» **EXERCISE OBJECTIVE**
Filter the entries below, keeping every line that has the word "Алексеевич".

(Saved entries)
════════════════

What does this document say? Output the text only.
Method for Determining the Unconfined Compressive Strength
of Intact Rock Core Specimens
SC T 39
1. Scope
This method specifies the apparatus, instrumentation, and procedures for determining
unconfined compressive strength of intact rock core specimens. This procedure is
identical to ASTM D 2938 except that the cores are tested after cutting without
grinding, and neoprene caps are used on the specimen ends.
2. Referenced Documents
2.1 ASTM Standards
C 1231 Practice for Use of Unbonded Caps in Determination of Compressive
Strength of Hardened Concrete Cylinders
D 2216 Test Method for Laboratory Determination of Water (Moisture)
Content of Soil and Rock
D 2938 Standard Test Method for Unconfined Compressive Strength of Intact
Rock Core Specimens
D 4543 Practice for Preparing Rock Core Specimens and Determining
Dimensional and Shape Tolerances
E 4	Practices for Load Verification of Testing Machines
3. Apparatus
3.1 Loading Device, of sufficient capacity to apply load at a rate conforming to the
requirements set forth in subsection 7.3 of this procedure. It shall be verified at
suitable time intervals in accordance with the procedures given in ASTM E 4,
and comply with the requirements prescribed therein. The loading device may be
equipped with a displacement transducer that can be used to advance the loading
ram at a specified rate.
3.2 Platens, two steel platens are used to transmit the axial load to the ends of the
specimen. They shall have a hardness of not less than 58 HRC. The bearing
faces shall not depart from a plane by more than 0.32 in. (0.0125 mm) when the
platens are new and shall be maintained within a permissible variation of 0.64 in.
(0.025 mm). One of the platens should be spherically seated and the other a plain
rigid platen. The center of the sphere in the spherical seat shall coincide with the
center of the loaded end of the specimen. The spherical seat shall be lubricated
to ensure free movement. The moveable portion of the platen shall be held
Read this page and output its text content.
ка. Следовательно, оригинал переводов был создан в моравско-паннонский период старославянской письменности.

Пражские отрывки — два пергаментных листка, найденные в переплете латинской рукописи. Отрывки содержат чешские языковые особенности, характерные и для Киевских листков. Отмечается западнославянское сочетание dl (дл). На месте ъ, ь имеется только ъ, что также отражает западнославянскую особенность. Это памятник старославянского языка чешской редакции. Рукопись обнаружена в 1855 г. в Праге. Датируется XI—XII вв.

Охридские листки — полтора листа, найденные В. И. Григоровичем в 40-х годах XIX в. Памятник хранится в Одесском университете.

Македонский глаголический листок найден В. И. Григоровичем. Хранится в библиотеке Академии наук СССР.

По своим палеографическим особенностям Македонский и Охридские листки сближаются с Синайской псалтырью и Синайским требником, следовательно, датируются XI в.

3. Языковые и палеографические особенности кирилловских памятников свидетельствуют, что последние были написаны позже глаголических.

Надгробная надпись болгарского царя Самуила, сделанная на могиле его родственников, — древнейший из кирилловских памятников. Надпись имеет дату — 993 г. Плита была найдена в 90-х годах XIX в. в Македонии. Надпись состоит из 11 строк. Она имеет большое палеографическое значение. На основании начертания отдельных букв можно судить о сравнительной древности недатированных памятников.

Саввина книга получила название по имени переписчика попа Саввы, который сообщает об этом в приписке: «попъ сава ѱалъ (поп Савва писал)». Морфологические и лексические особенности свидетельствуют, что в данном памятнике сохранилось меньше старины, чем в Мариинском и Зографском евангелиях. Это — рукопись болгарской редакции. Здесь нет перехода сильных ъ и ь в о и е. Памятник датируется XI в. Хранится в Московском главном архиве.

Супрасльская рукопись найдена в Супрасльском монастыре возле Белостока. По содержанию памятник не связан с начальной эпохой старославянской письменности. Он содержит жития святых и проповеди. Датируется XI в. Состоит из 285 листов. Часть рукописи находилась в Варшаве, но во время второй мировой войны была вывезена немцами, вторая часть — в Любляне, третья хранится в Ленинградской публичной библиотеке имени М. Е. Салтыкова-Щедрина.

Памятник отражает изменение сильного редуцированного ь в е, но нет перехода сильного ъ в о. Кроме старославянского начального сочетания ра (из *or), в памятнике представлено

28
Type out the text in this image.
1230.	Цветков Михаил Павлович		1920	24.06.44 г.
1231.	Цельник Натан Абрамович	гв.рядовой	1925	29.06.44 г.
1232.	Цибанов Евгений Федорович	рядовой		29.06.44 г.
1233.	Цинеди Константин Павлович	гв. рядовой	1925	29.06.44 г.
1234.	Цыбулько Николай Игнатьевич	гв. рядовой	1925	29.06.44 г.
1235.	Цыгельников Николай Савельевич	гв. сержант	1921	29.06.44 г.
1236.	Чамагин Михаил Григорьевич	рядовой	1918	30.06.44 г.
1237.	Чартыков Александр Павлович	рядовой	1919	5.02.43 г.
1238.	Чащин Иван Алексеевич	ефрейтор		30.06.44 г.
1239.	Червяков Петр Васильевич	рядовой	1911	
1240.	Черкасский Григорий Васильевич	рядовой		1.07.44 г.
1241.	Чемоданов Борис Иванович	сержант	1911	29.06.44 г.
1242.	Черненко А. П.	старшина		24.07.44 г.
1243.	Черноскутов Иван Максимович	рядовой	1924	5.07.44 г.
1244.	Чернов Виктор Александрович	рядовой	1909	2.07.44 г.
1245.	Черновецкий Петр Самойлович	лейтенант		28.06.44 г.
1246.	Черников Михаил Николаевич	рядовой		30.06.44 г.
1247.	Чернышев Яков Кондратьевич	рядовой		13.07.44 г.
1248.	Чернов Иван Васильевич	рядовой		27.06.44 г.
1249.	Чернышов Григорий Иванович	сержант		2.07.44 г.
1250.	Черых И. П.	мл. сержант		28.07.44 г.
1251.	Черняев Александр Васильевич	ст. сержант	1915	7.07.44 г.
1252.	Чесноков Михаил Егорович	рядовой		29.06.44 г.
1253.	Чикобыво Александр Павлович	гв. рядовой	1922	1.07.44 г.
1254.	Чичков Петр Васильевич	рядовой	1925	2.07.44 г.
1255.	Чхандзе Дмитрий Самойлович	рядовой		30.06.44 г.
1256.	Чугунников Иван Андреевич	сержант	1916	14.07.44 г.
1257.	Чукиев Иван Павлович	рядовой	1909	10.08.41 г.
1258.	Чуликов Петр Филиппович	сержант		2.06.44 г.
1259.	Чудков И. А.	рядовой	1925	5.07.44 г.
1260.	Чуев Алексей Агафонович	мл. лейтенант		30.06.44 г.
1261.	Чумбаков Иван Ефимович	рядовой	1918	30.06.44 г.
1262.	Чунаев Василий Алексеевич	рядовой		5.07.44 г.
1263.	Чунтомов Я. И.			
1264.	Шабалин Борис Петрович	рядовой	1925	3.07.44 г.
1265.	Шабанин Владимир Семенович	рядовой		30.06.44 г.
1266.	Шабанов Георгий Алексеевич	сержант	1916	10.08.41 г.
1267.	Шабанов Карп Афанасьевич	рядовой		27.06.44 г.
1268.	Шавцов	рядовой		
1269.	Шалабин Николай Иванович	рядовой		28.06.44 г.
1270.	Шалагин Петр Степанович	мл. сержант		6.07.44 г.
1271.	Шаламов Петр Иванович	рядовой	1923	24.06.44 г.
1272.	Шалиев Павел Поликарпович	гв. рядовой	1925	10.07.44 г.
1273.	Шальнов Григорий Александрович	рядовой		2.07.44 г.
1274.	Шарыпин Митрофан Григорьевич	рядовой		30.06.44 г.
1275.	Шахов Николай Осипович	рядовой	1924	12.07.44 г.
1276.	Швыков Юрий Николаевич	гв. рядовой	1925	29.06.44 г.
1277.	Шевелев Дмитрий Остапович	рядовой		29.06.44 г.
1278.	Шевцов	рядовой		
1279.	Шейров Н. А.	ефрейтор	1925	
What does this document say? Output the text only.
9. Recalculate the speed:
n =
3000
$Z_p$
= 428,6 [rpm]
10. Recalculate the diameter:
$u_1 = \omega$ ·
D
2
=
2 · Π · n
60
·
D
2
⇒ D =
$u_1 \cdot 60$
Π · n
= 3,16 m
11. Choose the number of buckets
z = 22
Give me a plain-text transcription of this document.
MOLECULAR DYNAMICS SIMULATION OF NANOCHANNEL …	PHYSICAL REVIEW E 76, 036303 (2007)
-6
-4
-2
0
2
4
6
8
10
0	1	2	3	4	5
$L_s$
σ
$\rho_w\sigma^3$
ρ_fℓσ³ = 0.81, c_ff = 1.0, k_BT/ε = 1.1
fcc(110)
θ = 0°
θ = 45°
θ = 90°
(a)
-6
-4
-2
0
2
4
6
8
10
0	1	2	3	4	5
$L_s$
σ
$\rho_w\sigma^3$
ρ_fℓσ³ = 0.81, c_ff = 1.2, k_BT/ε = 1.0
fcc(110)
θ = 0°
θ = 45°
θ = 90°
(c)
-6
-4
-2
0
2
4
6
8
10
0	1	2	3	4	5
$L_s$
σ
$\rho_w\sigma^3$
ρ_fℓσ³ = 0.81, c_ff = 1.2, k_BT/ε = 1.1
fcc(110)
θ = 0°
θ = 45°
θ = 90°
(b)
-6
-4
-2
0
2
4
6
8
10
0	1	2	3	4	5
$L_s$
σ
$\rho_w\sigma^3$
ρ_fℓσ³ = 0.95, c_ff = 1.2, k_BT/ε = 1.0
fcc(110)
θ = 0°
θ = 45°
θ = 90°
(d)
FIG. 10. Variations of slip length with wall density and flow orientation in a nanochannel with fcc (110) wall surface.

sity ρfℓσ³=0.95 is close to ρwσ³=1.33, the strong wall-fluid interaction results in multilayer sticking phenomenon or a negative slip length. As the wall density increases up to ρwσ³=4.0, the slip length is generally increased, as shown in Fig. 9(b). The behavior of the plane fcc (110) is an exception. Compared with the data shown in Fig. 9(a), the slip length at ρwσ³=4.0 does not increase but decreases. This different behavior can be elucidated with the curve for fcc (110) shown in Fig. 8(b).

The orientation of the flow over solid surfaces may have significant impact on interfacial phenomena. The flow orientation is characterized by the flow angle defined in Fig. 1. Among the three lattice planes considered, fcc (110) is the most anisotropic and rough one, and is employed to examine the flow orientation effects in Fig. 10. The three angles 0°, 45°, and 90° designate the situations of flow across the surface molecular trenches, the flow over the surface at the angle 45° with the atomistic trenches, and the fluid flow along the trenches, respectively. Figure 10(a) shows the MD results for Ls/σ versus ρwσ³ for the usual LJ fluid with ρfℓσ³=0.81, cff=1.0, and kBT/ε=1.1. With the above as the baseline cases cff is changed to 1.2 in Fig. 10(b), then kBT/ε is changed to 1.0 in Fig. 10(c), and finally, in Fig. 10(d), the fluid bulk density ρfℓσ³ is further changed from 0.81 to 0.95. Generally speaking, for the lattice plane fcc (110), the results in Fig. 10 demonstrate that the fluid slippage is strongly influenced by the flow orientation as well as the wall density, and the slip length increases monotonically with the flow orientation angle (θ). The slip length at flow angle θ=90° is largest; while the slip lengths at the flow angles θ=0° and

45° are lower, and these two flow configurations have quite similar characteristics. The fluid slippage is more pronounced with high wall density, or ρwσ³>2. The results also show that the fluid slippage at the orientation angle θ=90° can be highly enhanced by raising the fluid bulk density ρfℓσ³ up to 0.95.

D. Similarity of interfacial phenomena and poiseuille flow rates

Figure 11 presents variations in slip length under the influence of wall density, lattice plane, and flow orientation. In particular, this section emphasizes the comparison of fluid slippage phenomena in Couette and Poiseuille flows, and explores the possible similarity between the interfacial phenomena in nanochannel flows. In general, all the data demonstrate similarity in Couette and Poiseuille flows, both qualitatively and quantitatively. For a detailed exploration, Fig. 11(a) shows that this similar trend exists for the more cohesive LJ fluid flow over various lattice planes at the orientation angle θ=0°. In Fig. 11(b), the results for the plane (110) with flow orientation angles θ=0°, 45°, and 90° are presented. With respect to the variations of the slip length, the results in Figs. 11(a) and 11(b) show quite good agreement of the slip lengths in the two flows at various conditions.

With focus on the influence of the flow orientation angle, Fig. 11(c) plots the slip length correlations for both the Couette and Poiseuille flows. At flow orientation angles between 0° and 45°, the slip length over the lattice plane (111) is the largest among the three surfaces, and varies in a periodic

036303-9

════════════════

» **RESULT OF THE TASK**
1238.	Чащин Иван Алексеевич	ефрейтор		30.06.44 г.
1262.	Чунаев Василий Алексеевич	рядовой		5.07.44 г.
1266.	Шабанов Георгий Алексеевич	сержант	1916	10.08.41 г.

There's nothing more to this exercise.